───── Task inputs ─────
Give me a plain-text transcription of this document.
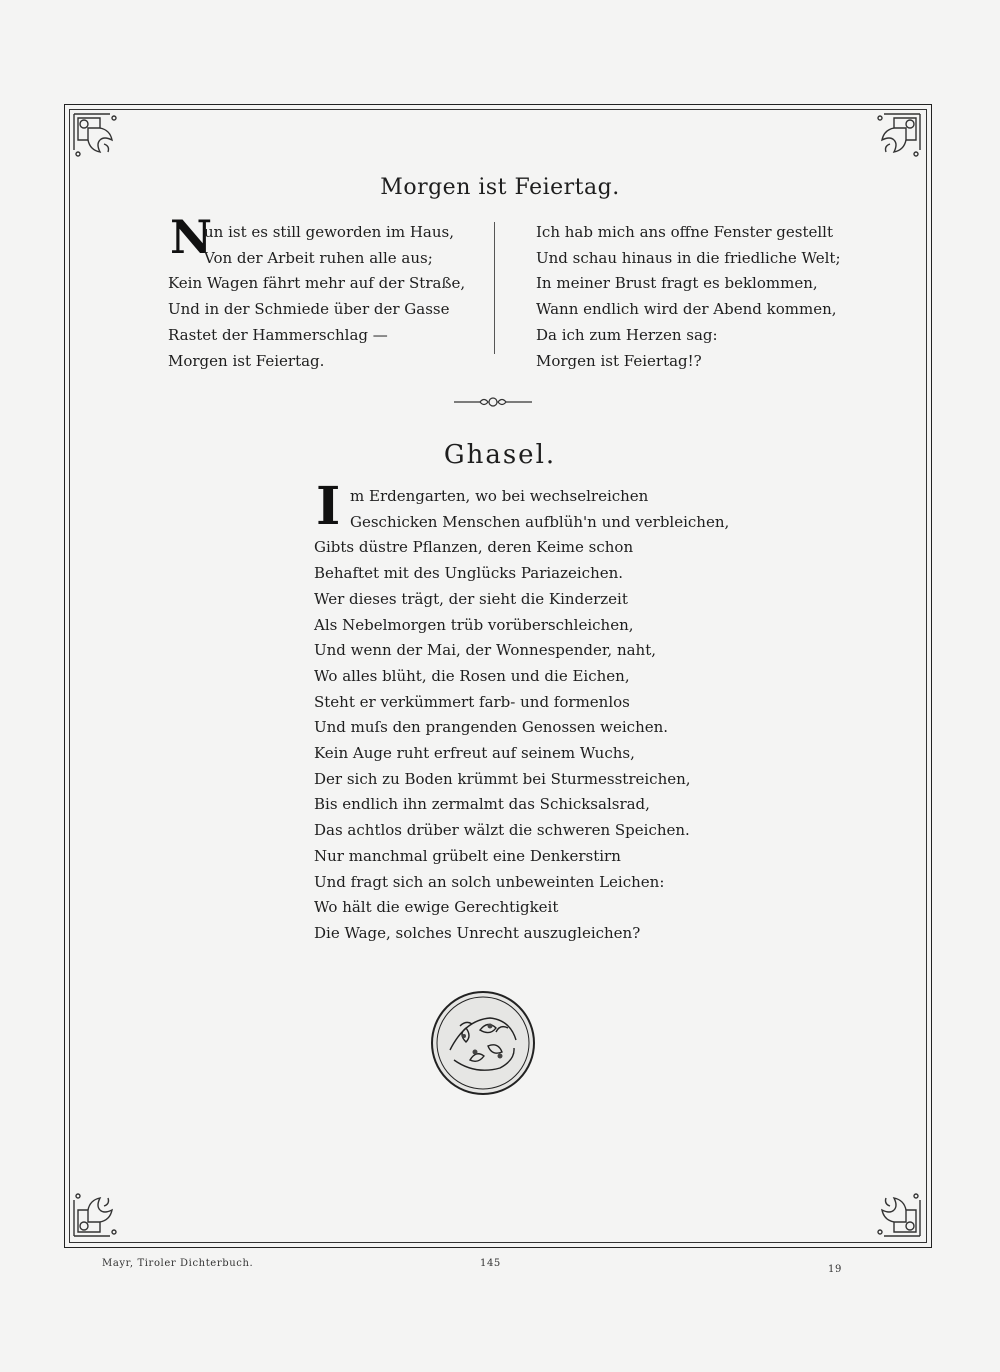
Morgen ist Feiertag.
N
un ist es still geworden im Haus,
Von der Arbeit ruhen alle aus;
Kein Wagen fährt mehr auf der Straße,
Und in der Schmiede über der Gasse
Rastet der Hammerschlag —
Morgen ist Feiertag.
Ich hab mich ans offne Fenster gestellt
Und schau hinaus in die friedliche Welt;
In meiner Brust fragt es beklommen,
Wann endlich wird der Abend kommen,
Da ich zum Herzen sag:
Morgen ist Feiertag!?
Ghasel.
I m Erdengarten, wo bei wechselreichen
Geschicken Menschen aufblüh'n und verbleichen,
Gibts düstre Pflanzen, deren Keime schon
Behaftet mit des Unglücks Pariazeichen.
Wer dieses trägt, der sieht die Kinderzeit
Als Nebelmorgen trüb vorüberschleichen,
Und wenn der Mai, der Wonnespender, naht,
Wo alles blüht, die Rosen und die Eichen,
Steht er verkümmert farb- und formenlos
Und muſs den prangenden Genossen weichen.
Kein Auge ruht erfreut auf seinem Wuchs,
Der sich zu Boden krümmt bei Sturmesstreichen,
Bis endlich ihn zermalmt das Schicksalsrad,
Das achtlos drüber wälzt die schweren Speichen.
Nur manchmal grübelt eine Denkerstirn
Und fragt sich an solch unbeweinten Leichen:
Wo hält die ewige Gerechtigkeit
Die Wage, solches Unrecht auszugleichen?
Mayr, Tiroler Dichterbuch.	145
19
─────
* Job *
Copy each line of the listing that holds the word "sich".

* Exercise answer *
Der sich zu Boden krümmt bei Sturmesstreichen,
Und fragt sich an solch unbeweinten Leichen:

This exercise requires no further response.